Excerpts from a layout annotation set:
§
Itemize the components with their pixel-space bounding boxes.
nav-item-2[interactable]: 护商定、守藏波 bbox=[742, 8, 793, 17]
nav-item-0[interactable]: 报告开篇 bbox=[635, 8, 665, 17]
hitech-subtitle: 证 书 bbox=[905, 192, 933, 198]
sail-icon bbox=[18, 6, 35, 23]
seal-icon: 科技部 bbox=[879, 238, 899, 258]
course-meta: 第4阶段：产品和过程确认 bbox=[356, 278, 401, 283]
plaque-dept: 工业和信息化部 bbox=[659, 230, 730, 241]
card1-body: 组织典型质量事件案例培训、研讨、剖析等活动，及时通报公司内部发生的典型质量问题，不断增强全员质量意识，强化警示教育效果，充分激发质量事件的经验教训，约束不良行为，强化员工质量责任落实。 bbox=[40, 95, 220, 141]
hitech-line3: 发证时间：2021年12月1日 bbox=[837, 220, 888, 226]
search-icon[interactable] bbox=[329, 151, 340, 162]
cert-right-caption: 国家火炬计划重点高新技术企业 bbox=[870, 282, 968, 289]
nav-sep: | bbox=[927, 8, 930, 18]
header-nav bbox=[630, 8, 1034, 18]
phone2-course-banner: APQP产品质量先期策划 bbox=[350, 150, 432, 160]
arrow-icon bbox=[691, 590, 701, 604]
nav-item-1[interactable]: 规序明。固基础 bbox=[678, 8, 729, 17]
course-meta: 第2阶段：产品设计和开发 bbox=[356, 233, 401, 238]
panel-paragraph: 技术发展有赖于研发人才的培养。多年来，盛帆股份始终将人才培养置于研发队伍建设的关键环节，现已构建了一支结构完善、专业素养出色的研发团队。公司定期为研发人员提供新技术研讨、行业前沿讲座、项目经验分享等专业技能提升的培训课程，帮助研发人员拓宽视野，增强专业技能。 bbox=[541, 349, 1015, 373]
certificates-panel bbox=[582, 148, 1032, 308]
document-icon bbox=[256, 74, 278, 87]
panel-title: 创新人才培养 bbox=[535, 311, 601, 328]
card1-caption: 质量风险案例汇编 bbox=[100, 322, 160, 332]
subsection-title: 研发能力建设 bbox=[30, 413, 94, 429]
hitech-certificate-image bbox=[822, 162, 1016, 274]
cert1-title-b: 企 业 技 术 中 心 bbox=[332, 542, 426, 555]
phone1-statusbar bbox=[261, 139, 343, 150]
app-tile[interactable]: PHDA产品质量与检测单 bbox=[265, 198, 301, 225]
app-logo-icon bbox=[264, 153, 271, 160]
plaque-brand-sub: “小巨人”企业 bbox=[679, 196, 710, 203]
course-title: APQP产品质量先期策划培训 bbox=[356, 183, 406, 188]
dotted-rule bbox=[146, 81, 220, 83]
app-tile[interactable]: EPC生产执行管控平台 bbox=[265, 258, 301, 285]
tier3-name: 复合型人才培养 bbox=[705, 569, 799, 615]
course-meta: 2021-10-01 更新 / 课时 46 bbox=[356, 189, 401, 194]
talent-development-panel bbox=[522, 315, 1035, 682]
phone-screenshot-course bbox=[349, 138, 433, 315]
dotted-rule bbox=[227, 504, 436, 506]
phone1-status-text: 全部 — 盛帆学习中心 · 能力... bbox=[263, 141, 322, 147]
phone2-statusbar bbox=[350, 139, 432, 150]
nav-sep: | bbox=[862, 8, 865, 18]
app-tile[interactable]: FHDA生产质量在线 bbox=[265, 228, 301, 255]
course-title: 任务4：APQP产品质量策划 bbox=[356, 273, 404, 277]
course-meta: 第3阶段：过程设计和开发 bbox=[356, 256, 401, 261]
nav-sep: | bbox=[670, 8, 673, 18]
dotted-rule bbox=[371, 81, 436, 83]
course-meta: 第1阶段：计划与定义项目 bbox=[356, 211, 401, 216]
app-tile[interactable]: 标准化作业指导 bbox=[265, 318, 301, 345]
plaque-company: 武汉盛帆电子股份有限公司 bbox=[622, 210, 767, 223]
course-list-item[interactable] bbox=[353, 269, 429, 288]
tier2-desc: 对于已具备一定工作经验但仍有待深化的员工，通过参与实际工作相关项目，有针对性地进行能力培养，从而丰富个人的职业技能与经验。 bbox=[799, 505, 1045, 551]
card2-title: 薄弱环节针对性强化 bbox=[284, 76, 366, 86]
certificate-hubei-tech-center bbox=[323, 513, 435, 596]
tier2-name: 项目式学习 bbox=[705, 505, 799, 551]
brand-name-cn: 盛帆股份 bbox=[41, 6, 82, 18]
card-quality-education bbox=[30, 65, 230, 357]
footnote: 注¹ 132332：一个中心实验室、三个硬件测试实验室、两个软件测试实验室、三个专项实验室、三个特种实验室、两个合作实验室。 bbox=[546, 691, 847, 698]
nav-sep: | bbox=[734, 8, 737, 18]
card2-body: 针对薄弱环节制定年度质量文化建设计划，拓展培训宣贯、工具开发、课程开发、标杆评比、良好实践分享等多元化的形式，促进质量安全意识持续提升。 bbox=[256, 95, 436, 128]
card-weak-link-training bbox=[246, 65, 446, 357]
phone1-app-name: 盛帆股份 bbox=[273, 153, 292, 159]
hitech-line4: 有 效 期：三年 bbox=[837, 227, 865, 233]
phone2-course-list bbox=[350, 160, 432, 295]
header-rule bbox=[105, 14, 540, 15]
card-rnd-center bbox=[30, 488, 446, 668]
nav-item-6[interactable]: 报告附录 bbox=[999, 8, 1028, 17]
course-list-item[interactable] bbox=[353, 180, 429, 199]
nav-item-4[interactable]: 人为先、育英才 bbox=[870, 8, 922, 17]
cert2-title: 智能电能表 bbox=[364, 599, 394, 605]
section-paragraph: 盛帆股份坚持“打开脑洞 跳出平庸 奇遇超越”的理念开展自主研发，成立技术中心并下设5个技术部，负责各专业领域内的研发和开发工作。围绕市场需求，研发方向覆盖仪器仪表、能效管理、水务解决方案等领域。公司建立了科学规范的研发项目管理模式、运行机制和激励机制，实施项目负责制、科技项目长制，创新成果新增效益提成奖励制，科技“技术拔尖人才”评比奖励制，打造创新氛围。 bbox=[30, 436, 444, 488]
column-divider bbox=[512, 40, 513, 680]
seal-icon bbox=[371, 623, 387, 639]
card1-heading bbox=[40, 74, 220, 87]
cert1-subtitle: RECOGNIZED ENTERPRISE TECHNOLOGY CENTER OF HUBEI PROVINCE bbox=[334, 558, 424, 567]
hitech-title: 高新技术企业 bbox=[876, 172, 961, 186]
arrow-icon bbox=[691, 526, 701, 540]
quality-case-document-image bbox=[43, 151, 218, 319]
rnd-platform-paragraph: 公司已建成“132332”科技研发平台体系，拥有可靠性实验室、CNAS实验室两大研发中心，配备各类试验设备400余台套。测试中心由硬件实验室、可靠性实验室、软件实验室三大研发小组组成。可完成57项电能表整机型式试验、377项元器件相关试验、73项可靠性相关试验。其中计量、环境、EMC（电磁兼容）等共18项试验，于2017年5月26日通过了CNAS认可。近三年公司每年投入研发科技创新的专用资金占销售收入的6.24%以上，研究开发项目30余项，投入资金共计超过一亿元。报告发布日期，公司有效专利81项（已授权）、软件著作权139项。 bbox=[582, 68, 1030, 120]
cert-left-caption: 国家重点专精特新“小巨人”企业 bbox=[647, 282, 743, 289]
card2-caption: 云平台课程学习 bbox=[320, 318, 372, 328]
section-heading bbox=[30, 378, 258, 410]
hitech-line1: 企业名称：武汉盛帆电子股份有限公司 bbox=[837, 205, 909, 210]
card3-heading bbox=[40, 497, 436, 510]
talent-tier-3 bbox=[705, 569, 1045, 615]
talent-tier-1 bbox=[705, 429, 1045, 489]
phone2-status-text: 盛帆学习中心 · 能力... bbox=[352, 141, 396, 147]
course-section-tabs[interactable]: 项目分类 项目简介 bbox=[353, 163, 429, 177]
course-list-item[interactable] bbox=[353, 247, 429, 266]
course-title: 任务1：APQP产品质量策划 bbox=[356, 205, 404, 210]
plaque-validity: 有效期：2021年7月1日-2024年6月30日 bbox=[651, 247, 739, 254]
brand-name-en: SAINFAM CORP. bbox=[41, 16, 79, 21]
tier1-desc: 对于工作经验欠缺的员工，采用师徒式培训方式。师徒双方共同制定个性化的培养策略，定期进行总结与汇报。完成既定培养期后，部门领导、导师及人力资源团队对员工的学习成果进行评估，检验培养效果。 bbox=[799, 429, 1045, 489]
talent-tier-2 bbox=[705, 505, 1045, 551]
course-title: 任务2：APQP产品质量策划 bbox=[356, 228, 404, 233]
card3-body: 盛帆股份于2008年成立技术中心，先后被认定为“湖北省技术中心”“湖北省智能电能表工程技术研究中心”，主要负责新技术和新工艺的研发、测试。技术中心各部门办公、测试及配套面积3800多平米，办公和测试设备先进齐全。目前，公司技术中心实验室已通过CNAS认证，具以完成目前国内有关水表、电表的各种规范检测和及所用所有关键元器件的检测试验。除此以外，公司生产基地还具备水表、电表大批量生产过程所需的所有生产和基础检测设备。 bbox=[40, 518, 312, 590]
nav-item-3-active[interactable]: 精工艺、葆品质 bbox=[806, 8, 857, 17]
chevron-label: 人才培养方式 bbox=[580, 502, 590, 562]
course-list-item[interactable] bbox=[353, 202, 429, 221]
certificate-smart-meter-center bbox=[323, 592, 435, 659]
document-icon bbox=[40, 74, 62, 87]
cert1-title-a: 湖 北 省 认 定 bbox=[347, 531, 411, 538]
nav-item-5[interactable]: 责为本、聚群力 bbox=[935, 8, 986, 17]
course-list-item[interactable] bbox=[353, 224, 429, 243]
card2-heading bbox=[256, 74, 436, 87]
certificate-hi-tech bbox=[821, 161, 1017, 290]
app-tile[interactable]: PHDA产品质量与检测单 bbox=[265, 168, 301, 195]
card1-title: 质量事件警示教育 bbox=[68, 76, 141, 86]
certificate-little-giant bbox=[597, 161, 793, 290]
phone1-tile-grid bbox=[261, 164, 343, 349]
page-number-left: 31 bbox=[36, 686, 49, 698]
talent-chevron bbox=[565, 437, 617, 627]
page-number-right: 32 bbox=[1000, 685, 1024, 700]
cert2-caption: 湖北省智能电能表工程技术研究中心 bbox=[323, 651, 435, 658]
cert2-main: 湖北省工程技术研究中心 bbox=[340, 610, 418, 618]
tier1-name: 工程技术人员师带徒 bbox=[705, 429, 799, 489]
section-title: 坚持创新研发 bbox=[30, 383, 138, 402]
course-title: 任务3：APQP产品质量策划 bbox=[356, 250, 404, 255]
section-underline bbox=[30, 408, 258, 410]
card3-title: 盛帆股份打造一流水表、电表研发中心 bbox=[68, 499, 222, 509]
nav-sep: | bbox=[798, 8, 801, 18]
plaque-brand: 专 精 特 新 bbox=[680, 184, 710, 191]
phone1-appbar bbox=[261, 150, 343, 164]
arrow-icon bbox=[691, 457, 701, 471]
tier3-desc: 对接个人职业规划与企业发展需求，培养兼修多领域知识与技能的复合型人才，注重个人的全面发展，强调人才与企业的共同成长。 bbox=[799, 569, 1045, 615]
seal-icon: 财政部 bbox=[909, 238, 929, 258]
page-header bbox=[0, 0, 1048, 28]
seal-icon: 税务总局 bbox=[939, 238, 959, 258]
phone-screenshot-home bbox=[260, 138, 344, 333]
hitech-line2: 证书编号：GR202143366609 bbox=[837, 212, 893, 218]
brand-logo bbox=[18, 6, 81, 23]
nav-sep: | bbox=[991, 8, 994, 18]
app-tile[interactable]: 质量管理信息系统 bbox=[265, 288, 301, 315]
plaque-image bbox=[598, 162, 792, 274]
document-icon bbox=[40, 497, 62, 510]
§
#### Exercise goal
Transcribe the entries without any changes, from the first line of the entries through the line containing "app-logo-icon bbox=[264, 153, 271, 160]".

#### Result for this task
Itemize the components with their pixel-space bounding boxes.
nav-item-2[interactable]: 护商定、守藏波 bbox=[742, 8, 793, 17]
nav-item-0[interactable]: 报告开篇 bbox=[635, 8, 665, 17]
hitech-subtitle: 证 书 bbox=[905, 192, 933, 198]
sail-icon bbox=[18, 6, 35, 23]
seal-icon: 科技部 bbox=[879, 238, 899, 258]
course-meta: 第4阶段：产品和过程确认 bbox=[356, 278, 401, 283]
plaque-dept: 工业和信息化部 bbox=[659, 230, 730, 241]
card1-body: 组织典型质量事件案例培训、研讨、剖析等活动，及时通报公司内部发生的典型质量问题，不断增强全员质量意识，强化警示教育效果，充分激发质量事件的经验教训，约束不良行为，强化员工质量责任落实。 bbox=[40, 95, 220, 141]
hitech-line3: 发证时间：2021年12月1日 bbox=[837, 220, 888, 226]
search-icon[interactable] bbox=[329, 151, 340, 162]
cert-right-caption: 国家火炬计划重点高新技术企业 bbox=[870, 282, 968, 289]
nav-sep: | bbox=[927, 8, 930, 18]
header-nav bbox=[630, 8, 1034, 18]
phone2-course-banner: APQP产品质量先期策划 bbox=[350, 150, 432, 160]
arrow-icon bbox=[691, 590, 701, 604]
nav-item-1[interactable]: 规序明。固基础 bbox=[678, 8, 729, 17]
course-meta: 第2阶段：产品设计和开发 bbox=[356, 233, 401, 238]
panel-paragraph: 技术发展有赖于研发人才的培养。多年来，盛帆股份始终将人才培养置于研发队伍建设的关键环节，现已构建了一支结构完善、专业素养出色的研发团队。公司定期为研发人员提供新技术研讨、行业前沿讲座、项目经验分享等专业技能提升的培训课程，帮助研发人员拓宽视野，增强专业技能。 bbox=[541, 349, 1015, 373]
certificates-panel bbox=[582, 148, 1032, 308]
document-icon bbox=[256, 74, 278, 87]
panel-title: 创新人才培养 bbox=[535, 311, 601, 328]
card1-caption: 质量风险案例汇编 bbox=[100, 322, 160, 332]
subsection-title: 研发能力建设 bbox=[30, 413, 94, 429]
hitech-certificate-image bbox=[822, 162, 1016, 274]
cert1-title-b: 企 业 技 术 中 心 bbox=[332, 542, 426, 555]
phone1-statusbar bbox=[261, 139, 343, 150]
app-tile[interactable]: PHDA产品质量与检测单 bbox=[265, 198, 301, 225]
app-logo-icon bbox=[264, 153, 271, 160]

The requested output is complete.